■ WHAT TO PRODUCE
Of the lines in the entries below, state how many hold the word "values". Say nothing else.

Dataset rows
--
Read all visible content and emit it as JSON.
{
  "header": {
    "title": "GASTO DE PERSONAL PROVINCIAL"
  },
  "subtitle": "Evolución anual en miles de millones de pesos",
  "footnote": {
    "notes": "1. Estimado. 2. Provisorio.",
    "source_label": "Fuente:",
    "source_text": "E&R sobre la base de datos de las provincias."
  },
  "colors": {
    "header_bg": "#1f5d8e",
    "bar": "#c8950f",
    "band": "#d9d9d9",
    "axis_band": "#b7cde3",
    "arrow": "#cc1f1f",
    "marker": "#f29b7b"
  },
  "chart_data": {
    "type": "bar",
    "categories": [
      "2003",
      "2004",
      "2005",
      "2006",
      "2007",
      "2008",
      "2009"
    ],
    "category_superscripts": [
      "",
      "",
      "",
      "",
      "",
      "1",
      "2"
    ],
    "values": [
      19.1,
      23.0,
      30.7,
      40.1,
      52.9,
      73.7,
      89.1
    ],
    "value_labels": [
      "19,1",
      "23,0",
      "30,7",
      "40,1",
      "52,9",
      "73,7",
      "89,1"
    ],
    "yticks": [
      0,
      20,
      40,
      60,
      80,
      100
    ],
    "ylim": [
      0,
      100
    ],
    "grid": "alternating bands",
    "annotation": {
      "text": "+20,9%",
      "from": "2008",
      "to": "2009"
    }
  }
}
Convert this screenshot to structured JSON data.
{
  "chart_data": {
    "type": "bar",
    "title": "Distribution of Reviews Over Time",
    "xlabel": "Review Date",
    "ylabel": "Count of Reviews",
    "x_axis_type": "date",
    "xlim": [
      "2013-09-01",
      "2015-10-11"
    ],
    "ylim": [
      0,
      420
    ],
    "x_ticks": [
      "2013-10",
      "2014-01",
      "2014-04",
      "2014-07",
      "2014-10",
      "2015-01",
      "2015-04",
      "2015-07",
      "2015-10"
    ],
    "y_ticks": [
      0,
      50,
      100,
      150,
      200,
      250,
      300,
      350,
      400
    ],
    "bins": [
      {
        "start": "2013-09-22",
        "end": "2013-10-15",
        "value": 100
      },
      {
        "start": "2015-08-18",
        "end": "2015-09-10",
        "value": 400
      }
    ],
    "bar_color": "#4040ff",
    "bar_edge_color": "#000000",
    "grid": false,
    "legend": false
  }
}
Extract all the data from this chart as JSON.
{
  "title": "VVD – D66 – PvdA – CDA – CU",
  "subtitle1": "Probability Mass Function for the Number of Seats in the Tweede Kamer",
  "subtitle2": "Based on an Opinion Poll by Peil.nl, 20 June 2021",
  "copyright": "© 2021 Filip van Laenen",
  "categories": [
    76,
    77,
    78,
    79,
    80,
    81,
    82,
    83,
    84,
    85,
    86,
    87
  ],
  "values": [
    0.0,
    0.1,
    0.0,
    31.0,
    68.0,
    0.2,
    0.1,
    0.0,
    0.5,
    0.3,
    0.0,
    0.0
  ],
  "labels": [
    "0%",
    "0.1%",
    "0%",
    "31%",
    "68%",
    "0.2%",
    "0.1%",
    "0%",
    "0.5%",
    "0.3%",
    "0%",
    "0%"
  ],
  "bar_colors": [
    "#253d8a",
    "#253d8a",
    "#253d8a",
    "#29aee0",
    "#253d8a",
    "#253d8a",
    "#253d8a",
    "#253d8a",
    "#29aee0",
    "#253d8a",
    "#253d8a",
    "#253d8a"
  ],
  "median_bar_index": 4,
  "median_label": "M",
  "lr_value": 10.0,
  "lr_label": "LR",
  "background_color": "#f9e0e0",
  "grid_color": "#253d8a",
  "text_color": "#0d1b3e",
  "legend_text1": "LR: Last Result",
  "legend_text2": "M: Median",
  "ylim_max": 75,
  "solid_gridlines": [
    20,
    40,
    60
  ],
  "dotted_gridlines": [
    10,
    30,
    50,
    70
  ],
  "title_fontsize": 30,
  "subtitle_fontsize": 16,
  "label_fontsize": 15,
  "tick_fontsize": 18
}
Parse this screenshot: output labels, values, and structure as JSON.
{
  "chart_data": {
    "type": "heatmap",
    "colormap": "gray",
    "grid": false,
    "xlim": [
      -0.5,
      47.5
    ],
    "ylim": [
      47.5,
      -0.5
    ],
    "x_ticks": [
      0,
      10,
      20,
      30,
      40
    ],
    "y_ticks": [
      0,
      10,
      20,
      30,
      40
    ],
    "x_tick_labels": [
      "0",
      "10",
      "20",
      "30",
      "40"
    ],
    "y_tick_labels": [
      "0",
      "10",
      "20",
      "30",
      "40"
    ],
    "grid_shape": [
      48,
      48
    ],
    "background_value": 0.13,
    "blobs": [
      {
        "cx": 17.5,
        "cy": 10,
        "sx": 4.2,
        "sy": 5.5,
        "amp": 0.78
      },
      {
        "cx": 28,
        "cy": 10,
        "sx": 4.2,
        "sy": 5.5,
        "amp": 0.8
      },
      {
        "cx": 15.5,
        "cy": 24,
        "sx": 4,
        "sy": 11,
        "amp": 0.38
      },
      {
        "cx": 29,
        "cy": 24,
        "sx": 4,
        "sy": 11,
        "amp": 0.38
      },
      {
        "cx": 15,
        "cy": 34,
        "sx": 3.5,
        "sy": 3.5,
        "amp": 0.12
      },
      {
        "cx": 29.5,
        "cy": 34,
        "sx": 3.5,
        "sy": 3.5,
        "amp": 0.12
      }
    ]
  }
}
--
■ EXERCISE SOLUTION
3